### EXERCISE INSTRUCTIONS
Write out each line in which the string "title" is present.

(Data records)
═══

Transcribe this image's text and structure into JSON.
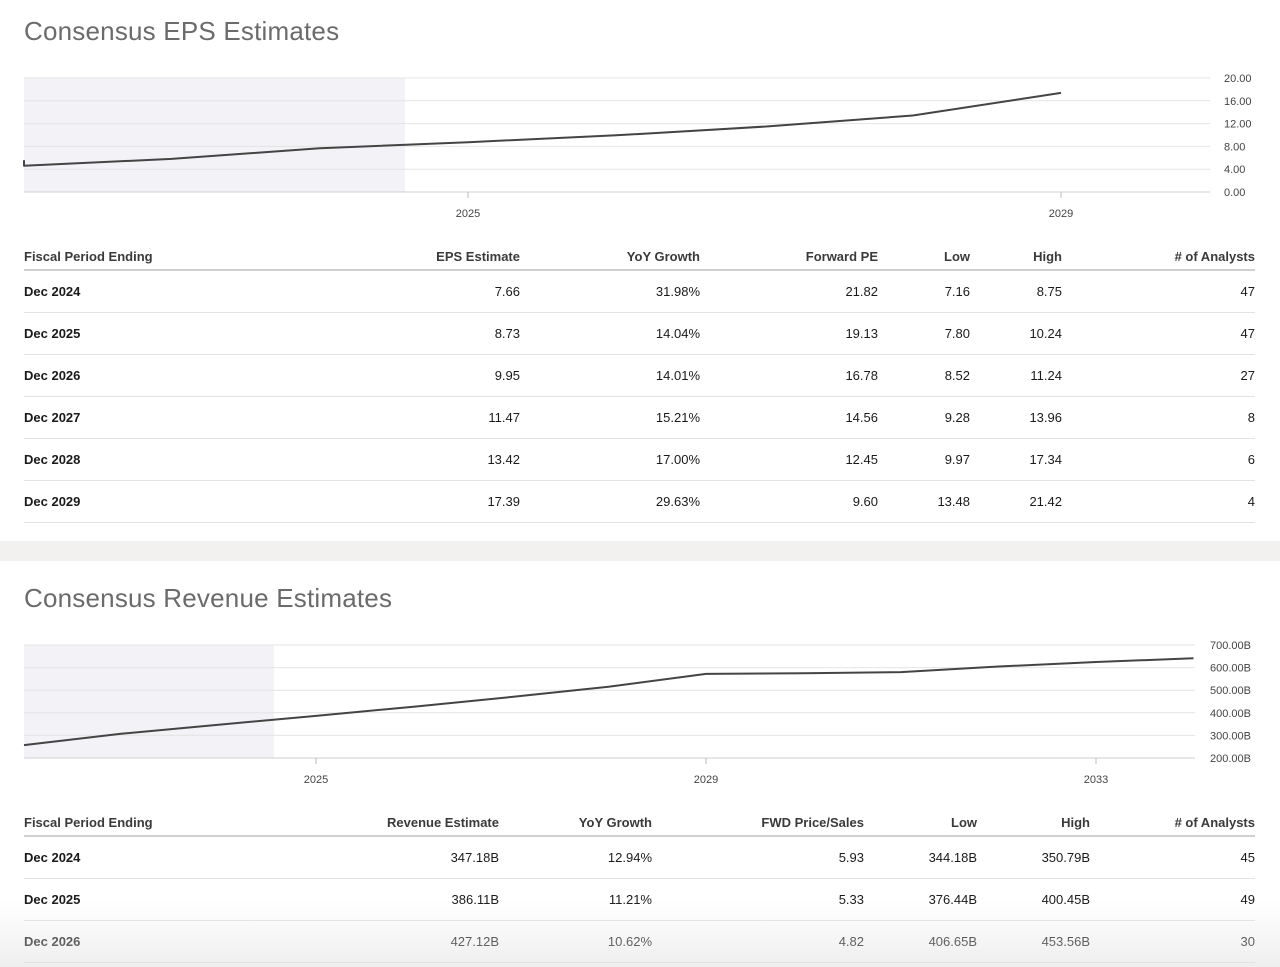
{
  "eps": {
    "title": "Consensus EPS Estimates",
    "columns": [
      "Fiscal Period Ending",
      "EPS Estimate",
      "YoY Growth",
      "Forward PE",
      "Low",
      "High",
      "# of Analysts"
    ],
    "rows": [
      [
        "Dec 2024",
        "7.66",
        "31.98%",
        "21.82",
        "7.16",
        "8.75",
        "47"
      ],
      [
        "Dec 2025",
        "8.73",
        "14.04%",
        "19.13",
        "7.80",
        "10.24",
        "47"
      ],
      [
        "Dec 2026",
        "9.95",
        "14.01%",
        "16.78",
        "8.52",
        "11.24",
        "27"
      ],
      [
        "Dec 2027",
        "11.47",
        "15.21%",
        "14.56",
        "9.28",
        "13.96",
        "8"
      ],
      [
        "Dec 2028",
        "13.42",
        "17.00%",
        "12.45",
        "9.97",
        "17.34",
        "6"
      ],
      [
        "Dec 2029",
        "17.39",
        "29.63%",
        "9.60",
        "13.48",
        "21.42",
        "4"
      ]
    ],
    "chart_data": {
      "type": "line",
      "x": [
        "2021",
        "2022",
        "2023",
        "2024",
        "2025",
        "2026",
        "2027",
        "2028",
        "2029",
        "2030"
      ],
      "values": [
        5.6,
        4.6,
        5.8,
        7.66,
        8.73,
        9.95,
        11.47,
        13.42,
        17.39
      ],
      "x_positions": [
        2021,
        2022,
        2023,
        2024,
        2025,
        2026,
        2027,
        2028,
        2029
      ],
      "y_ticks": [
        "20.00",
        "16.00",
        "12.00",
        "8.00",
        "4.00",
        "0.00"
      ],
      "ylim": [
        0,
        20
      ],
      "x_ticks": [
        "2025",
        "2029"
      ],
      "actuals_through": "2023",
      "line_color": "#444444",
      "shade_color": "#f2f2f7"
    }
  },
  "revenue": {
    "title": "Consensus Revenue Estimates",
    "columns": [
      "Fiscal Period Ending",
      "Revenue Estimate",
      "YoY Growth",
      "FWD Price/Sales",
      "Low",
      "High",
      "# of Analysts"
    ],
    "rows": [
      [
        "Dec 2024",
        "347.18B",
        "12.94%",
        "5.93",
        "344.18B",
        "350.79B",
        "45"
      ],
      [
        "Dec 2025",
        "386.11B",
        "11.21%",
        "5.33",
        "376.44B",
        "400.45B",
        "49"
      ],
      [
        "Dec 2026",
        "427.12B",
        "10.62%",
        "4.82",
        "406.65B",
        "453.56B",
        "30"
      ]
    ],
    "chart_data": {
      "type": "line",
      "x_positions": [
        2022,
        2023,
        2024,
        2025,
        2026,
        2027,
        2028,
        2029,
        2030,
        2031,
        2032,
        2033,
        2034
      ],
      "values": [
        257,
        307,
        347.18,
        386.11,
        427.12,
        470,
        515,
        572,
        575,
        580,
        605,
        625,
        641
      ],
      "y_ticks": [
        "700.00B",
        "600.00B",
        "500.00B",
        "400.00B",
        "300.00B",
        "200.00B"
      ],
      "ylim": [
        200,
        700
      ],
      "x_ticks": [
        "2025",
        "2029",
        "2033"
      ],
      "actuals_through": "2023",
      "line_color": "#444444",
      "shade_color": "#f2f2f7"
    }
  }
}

═══

### ANSWER TO THIS TASK
    "title": "Consensus EPS Estimates",
    "title": "Consensus Revenue Estimates",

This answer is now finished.